▸ Job 1:
Reproduce the passage of the NPR API interview from "Give us a 30,000" up to and including "or Noah Adams.".
▸ Job 2:
Continue the interview about NPR's content API from the point where it stops.

▸ Selection:

[BEGIN]

That transition started with the advent of our content management system, which I led the building of and deployed back in 2002. It is still the centerpiece of everything we do at NPR, in digital media. Now I’m leading all of the application development efforts in digital media at NPR.

NPR obviously still is a traditional media organization. But digital media is now a major part of who we are, making us a multi-platform media organization. The digital media arm, of which I am a part, is basically responsible for distribution for all platforms other than radio. The CMS manages all of these distribution channels for digital content, including NPR.org, the API, podcast, RSS, and mobile platforms.

Sean: Unpack for us a little bit what you offer to the public and organizations through the API. I’ve experimented with it a bit, and it’s amazing how fast you can carve something together and throw it in something like Google Reader to get a fairly fast updating stream.

Give us a 30,000 foot view of what’s there and what people can do with it.

Daniel: Almost anything that you can get on NPR.org, you can get through the API, to the extent that we have the rights to redistribute it. In terms of slicing it to get interesting feeds of content, we have a whole slew of categorization schemes and keywords that we apply to each story.

That lets you go into the API and make a feed, identifying content by categories like topics, the program it came from, or the personality who presented it, like Nina Totenberg or Noah Adams.

You can also build mashups like an “All Things Considered” feed of content where Noah Adams talked about the Appalachian Trail. You can then parse that custom feed in one of our many output formats.

Currently we offer eight output formats. NPRML is essentially an XML format that matches as closely as possible the data in the database. It’s the richest format that we have. We also have RSS, media RSS, Atom, and podcast outputs. We actually built a layer on top of the API called “Mix Your Own Podcast” so you can just throw terms in there and create a custom podcast on the fly.

We also have HTML and JavaScript widgets, and we also output through JSON. In addition to that, you can paginate through the results, so if you get 20 results in the first page, you can page through the next 20. You can also do date range searches.

Our goal is that any way you would want to search through the API, we provide a mechanism to do it.

Sean: Can give us an example of a particularly interesting way or successful way this functionality has been used?

[END]

▸ Extracted material:
[BEGIN]

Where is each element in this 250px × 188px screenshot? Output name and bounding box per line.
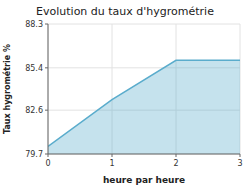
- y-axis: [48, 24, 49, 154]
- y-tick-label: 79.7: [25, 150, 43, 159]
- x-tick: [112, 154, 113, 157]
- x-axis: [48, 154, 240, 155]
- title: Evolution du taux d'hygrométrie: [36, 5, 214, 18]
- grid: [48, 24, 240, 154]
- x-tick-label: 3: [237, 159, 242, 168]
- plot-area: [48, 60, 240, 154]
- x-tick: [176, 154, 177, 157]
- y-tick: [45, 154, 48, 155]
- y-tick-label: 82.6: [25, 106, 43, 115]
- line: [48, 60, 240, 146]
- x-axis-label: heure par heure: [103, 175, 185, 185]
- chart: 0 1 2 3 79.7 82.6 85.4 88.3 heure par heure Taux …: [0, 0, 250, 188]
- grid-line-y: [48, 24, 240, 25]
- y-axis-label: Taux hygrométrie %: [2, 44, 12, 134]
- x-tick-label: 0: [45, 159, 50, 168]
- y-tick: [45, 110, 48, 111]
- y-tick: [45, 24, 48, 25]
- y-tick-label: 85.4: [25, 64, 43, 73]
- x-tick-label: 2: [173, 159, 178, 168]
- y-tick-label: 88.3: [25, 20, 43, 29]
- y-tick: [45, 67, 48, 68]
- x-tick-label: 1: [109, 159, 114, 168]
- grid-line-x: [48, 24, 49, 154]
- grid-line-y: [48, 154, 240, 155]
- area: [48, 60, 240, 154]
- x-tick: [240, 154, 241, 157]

[END]
[BEGIN]

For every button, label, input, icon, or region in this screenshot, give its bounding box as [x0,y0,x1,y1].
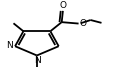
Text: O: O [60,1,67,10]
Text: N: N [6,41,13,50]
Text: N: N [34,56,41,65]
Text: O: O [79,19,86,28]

[END]
[BEGIN]

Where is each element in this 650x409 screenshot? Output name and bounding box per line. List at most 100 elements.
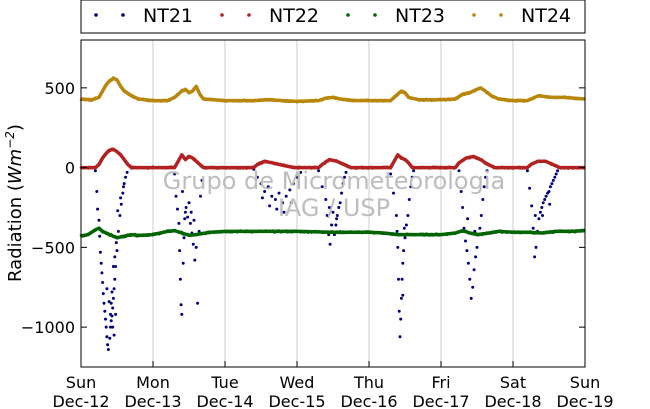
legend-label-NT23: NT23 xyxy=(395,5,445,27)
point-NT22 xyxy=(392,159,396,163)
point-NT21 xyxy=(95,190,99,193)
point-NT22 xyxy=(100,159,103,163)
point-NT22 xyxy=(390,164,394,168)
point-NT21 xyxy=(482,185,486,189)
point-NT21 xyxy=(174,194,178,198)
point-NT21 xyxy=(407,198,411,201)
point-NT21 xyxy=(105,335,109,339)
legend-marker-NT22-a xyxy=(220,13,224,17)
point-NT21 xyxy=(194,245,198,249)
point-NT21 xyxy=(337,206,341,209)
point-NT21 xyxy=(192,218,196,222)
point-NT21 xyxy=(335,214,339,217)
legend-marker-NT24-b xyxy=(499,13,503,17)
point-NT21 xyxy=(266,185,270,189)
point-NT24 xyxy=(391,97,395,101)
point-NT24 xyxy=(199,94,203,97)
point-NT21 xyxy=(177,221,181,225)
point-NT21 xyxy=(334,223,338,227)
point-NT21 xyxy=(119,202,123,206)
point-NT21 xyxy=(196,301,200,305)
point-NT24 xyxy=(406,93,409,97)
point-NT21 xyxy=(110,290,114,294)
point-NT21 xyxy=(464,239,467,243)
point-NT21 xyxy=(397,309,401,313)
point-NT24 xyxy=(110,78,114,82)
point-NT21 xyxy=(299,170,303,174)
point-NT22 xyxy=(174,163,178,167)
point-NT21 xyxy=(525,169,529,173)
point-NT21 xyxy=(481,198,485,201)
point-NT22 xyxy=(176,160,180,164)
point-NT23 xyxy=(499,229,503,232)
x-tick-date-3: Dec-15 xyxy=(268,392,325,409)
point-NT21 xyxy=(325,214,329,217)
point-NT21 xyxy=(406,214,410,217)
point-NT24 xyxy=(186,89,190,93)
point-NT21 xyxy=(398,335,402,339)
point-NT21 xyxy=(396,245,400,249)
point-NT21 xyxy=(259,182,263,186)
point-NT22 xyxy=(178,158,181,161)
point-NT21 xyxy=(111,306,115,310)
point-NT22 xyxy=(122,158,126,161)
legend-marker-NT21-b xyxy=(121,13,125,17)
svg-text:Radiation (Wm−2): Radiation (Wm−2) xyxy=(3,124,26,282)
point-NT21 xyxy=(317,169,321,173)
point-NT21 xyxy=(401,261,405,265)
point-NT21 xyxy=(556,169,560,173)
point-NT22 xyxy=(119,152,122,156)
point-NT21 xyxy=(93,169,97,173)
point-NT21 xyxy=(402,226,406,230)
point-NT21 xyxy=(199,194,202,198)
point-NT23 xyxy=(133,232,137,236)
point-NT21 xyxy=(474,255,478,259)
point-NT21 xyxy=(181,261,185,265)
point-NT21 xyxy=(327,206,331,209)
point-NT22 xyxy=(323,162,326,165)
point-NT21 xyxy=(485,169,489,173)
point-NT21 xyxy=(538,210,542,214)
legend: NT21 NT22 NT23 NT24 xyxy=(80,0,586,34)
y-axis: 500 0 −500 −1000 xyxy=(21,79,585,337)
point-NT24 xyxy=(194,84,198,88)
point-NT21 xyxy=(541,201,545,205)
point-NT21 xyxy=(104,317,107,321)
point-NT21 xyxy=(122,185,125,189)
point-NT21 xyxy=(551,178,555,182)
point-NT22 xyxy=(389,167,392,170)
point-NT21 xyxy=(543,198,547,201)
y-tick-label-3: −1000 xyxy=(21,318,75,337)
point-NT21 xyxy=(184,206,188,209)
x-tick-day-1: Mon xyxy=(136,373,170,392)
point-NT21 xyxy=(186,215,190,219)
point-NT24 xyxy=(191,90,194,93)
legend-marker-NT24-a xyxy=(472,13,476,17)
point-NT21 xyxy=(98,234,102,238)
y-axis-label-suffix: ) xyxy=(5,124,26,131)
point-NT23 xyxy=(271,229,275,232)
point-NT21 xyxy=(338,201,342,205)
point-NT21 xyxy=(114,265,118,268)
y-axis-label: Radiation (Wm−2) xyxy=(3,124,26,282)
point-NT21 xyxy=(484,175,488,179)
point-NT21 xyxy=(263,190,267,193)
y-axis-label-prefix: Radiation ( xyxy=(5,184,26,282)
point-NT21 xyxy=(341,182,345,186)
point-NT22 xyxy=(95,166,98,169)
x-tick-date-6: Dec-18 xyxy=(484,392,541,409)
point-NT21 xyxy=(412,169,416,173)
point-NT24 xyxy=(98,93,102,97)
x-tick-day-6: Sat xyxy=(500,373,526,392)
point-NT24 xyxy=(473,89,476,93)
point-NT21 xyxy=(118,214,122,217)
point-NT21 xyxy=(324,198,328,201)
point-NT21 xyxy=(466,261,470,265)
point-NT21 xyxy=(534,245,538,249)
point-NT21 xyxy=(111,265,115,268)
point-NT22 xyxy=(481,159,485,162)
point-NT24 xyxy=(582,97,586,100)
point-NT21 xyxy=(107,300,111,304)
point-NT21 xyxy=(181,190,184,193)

[END]

▸ Task result 1:
Give us a 30,000 foot view of what’s there and what people can do with it.

Daniel: Almost anything that you can get on NPR.org, you can get through the API, to the extent that we have the rights to redistribute it. In terms of slicing it to get interesting feeds of content, we have a whole slew of categorization schemes and keywords that we apply to each story.

That lets you go into the API and make a feed, identifying content by categories like topics, the program it came from, or the personality who presented it, like Nina Totenberg or Noah Adams.

▸ Task result 2:
Daniel: That’s a timely question, because I’m preparing exactly that information for OSCON right now. [laughs]

Our target when we built the API included four distinct audiences. One of them was obviously the public, so we could open up the world and see the great things they would build. We also had our member stations in mind, as well as business partners and ourselves.

Later this month, we will be doing a series of major launches, and people will be able to see how we’re implementing the API on our live site. Describing the ways NPR is taking advantage of it may be good context for how other people can feel comfortable in building things and knowing that whatever they build is going to persist. This is the case because NPR’s products will be based on the same API.

The API is going to be the centerpiece of our site; it is the technical infrastructure, with every single page is derived from the API itself.

We have also created another layer on top of it that enables more front line people, including editors and designers, to add custom feeds to anything on the site. We have built tools in our CMS that have enabled them to construct API feeds on the fly, drop them onto the page, and apply a style sheet to present the content in the way that they want. It will also let them configure how many stories, what elements to show,– basically enabling the editors to have control of the related content for the story that they are working on.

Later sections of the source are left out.